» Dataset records

▬▬▬▬▬▬

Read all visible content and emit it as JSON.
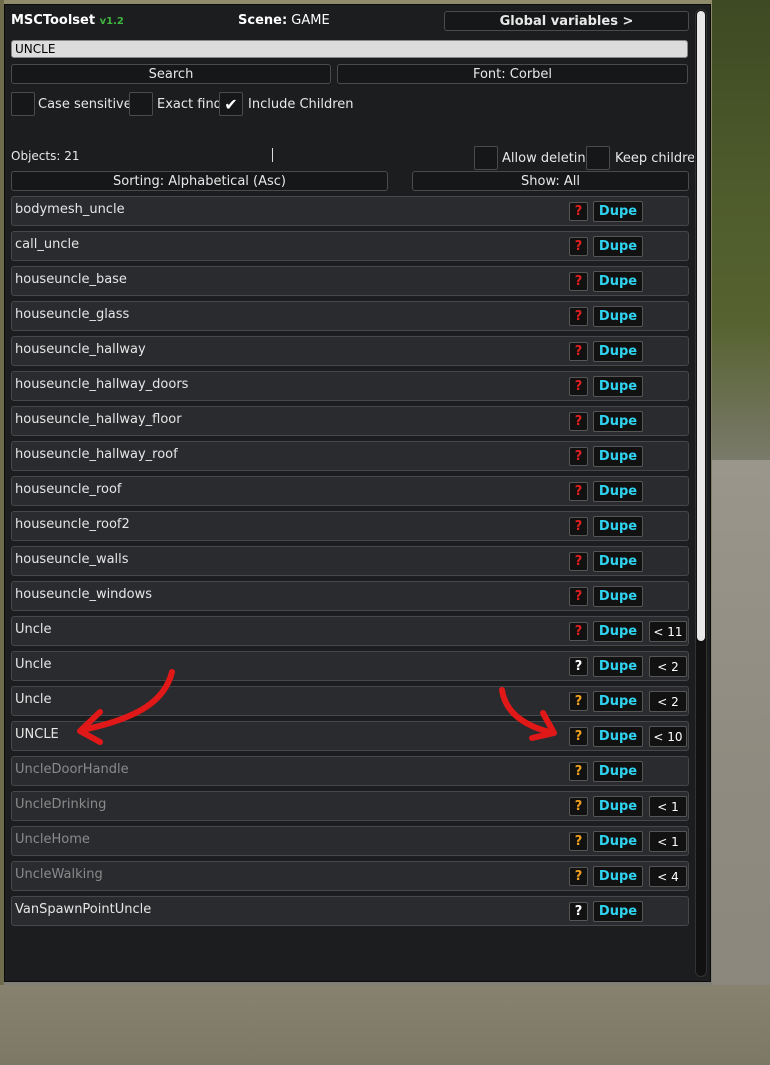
{
  "colors": {
    "version": "#3fb53f",
    "dupe": "#2fd3ef",
    "q_red": "#e02020",
    "q_white": "#ffffff",
    "q_orange": "#f0a020",
    "annotation": "#e01818"
  },
  "header": {
    "app_name": "MSCToolset",
    "version": "v1.2",
    "scene_label": "Scene:",
    "scene_value": "GAME",
    "global_button": "Global variables >"
  },
  "search": {
    "value": "UNCLE",
    "search_button": "Search",
    "font_button": "Font: Corbel"
  },
  "options": {
    "case_sensitive": {
      "label": "Case sensitive",
      "checked": false
    },
    "exact_find": {
      "label": "Exact find",
      "checked": false
    },
    "include_children": {
      "label": "Include Children",
      "checked": true
    },
    "allow_deleting": {
      "label": "Allow deleting",
      "checked": false
    },
    "keep_children": {
      "label": "Keep children",
      "checked": false
    },
    "check_glyph": "✔"
  },
  "objects_count": "Objects: 21",
  "sorting_button": "Sorting: Alphabetical (Asc)",
  "show_button": "Show: All",
  "rows": [
    {
      "name": "bodymesh_uncle",
      "q": "?",
      "q_color": "red",
      "dupe": "Dupe",
      "child": "",
      "inactive": false
    },
    {
      "name": "call_uncle",
      "q": "?",
      "q_color": "red",
      "dupe": "Dupe",
      "child": "",
      "inactive": false
    },
    {
      "name": "houseuncle_base",
      "q": "?",
      "q_color": "red",
      "dupe": "Dupe",
      "child": "",
      "inactive": false
    },
    {
      "name": "houseuncle_glass",
      "q": "?",
      "q_color": "red",
      "dupe": "Dupe",
      "child": "",
      "inactive": false
    },
    {
      "name": "houseuncle_hallway",
      "q": "?",
      "q_color": "red",
      "dupe": "Dupe",
      "child": "",
      "inactive": false
    },
    {
      "name": "houseuncle_hallway_doors",
      "q": "?",
      "q_color": "red",
      "dupe": "Dupe",
      "child": "",
      "inactive": false
    },
    {
      "name": "houseuncle_hallway_floor",
      "q": "?",
      "q_color": "red",
      "dupe": "Dupe",
      "child": "",
      "inactive": false
    },
    {
      "name": "houseuncle_hallway_roof",
      "q": "?",
      "q_color": "red",
      "dupe": "Dupe",
      "child": "",
      "inactive": false
    },
    {
      "name": "houseuncle_roof",
      "q": "?",
      "q_color": "red",
      "dupe": "Dupe",
      "child": "",
      "inactive": false
    },
    {
      "name": "houseuncle_roof2",
      "q": "?",
      "q_color": "red",
      "dupe": "Dupe",
      "child": "",
      "inactive": false
    },
    {
      "name": "houseuncle_walls",
      "q": "?",
      "q_color": "red",
      "dupe": "Dupe",
      "child": "",
      "inactive": false
    },
    {
      "name": "houseuncle_windows",
      "q": "?",
      "q_color": "red",
      "dupe": "Dupe",
      "child": "",
      "inactive": false
    },
    {
      "name": "Uncle",
      "q": "?",
      "q_color": "red",
      "dupe": "Dupe",
      "child": "< 11",
      "inactive": false
    },
    {
      "name": "Uncle",
      "q": "?",
      "q_color": "white",
      "dupe": "Dupe",
      "child": "< 2",
      "inactive": false
    },
    {
      "name": "Uncle",
      "q": "?",
      "q_color": "orange",
      "dupe": "Dupe",
      "child": "< 2",
      "inactive": false
    },
    {
      "name": "UNCLE",
      "q": "?",
      "q_color": "orange",
      "dupe": "Dupe",
      "child": "< 10",
      "inactive": false
    },
    {
      "name": "UncleDoorHandle",
      "q": "?",
      "q_color": "orange",
      "dupe": "Dupe",
      "child": "",
      "inactive": true
    },
    {
      "name": "UncleDrinking",
      "q": "?",
      "q_color": "orange",
      "dupe": "Dupe",
      "child": "< 1",
      "inactive": true
    },
    {
      "name": "UncleHome",
      "q": "?",
      "q_color": "orange",
      "dupe": "Dupe",
      "child": "< 1",
      "inactive": true
    },
    {
      "name": "UncleWalking",
      "q": "?",
      "q_color": "orange",
      "dupe": "Dupe",
      "child": "< 4",
      "inactive": true
    },
    {
      "name": "VanSpawnPointUncle",
      "q": "?",
      "q_color": "white",
      "dupe": "Dupe",
      "child": "",
      "inactive": false
    }
  ]
}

▬▬▬▬▬▬

» What you should do
Transcribe all of the records above character for character. Exclude the pictures.

» Full response
Read all visible content and emit it as JSON.
{
  "colors": {
    "version": "#3fb53f",
    "dupe": "#2fd3ef",
    "q_red": "#e02020",
    "q_white": "#ffffff",
    "q_orange": "#f0a020",
    "annotation": "#e01818"
  },
  "header": {
    "app_name": "MSCToolset",
    "version": "v1.2",
    "scene_label": "Scene:",
    "scene_value": "GAME",
    "global_button": "Global variables >"
  },
  "search": {
    "value": "UNCLE",
    "search_button": "Search",
    "font_button": "Font: Corbel"
  },
  "options": {
    "case_sensitive": {
      "label": "Case sensitive",
      "checked": false
    },
    "exact_find": {
      "label": "Exact find",
      "checked": false
    },
    "include_children": {
      "label": "Include Children",
      "checked": true
    },
    "allow_deleting": {
      "label": "Allow deleting",
      "checked": false
    },
    "keep_children": {
      "label": "Keep children",
      "checked": false
    },
    "check_glyph": "✔"
  },
  "objects_count": "Objects: 21",
  "sorting_button": "Sorting: Alphabetical (Asc)",
  "show_button": "Show: All",
  "rows": [
    {
      "name": "bodymesh_uncle",
      "q": "?",
      "q_color": "red",
      "dupe": "Dupe",
      "child": "",
      "inactive": false
    },
    {
      "name": "call_uncle",
      "q": "?",
      "q_color": "red",
      "dupe": "Dupe",
      "child": "",
      "inactive": false
    },
    {
      "name": "houseuncle_base",
      "q": "?",
      "q_color": "red",
      "dupe": "Dupe",
      "child": "",
      "inactive": false
    },
    {
      "name": "houseuncle_glass",
      "q": "?",
      "q_color": "red",
      "dupe": "Dupe",
      "child": "",
      "inactive": false
    },
    {
      "name": "houseuncle_hallway",
      "q": "?",
      "q_color": "red",
      "dupe": "Dupe",
      "child": "",
      "inactive": false
    },
    {
      "name": "houseuncle_hallway_doors",
      "q": "?",
      "q_color": "red",
      "dupe": "Dupe",
      "child": "",
      "inactive": false
    },
    {
      "name": "houseuncle_hallway_floor",
      "q": "?",
      "q_color": "red",
      "dupe": "Dupe",
      "child": "",
      "inactive": false
    },
    {
      "name": "houseuncle_hallway_roof",
      "q": "?",
      "q_color": "red",
      "dupe": "Dupe",
      "child": "",
      "inactive": false
    },
    {
      "name": "houseuncle_roof",
      "q": "?",
      "q_color": "red",
      "dupe": "Dupe",
      "child": "",
      "inactive": false
    },
    {
      "name": "houseuncle_roof2",
      "q": "?",
      "q_color": "red",
      "dupe": "Dupe",
      "child": "",
      "inactive": false
    },
    {
      "name": "houseuncle_walls",
      "q": "?",
      "q_color": "red",
      "dupe": "Dupe",
      "child": "",
      "inactive": false
    },
    {
      "name": "houseuncle_windows",
      "q": "?",
      "q_color": "red",
      "dupe": "Dupe",
      "child": "",
      "inactive": false
    },
    {
      "name": "Uncle",
      "q": "?",
      "q_color": "red",
      "dupe": "Dupe",
      "child": "< 11",
      "inactive": false
    },
    {
      "name": "Uncle",
      "q": "?",
      "q_color": "white",
      "dupe": "Dupe",
      "child": "< 2",
      "inactive": false
    },
    {
      "name": "Uncle",
      "q": "?",
      "q_color": "orange",
      "dupe": "Dupe",
      "child": "< 2",
      "inactive": false
    },
    {
      "name": "UNCLE",
      "q": "?",
      "q_color": "orange",
      "dupe": "Dupe",
      "child": "< 10",
      "inactive": false
    },
    {
      "name": "UncleDoorHandle",
      "q": "?",
      "q_color": "orange",
      "dupe": "Dupe",
      "child": "",
      "inactive": true
    },
    {
      "name": "UncleDrinking",
      "q": "?",
      "q_color": "orange",
      "dupe": "Dupe",
      "child": "< 1",
      "inactive": true
    },
    {
      "name": "UncleHome",
      "q": "?",
      "q_color": "orange",
      "dupe": "Dupe",
      "child": "< 1",
      "inactive": true
    },
    {
      "name": "UncleWalking",
      "q": "?",
      "q_color": "orange",
      "dupe": "Dupe",
      "child": "< 4",
      "inactive": true
    },
    {
      "name": "VanSpawnPointUncle",
      "q": "?",
      "q_color": "white",
      "dupe": "Dupe",
      "child": "",
      "inactive": false
    }
  ]
}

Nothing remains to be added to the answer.